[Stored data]
-=-=-

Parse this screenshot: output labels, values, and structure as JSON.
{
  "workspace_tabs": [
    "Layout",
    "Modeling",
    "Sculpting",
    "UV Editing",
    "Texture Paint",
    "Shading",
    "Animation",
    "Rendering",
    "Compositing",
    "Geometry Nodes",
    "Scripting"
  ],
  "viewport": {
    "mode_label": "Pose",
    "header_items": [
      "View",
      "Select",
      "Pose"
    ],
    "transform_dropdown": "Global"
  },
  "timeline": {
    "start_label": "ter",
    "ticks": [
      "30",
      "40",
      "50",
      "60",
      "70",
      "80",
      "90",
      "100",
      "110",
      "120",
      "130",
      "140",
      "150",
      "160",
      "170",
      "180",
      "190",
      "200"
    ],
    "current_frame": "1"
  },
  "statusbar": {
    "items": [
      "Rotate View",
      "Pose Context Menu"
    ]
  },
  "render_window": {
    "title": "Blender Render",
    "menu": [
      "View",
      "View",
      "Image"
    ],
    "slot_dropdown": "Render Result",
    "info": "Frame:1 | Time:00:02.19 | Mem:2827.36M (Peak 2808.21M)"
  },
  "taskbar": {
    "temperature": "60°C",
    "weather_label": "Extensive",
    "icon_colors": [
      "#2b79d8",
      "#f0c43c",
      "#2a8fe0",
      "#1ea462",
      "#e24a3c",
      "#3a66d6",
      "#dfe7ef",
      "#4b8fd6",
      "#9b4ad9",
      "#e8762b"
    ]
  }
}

-=-=-

▶ **Work to do**:
Please quote every record above exactly as it appears.

▶ **Task output**:
Parse this screenshot: output labels, values, and structure as JSON.
{
  "workspace_tabs": [
    "Layout",
    "Modeling",
    "Sculpting",
    "UV Editing",
    "Texture Paint",
    "Shading",
    "Animation",
    "Rendering",
    "Compositing",
    "Geometry Nodes",
    "Scripting"
  ],
  "viewport": {
    "mode_label": "Pose",
    "header_items": [
      "View",
      "Select",
      "Pose"
    ],
    "transform_dropdown": "Global"
  },
  "timeline": {
    "start_label": "ter",
    "ticks": [
      "30",
      "40",
      "50",
      "60",
      "70",
      "80",
      "90",
      "100",
      "110",
      "120",
      "130",
      "140",
      "150",
      "160",
      "170",
      "180",
      "190",
      "200"
    ],
    "current_frame": "1"
  },
  "statusbar": {
    "items": [
      "Rotate View",
      "Pose Context Menu"
    ]
  },
  "render_window": {
    "title": "Blender Render",
    "menu": [
      "View",
      "View",
      "Image"
    ],
    "slot_dropdown": "Render Result",
    "info": "Frame:1 | Time:00:02.19 | Mem:2827.36M (Peak 2808.21M)"
  },
  "taskbar": {
    "temperature": "60°C",
    "weather_label": "Extensive",
    "icon_colors": [
      "#2b79d8",
      "#f0c43c",
      "#2a8fe0",
      "#1ea462",
      "#e24a3c",
      "#3a66d6",
      "#dfe7ef",
      "#4b8fd6",
      "#9b4ad9",
      "#e8762b"
    ]
  }
}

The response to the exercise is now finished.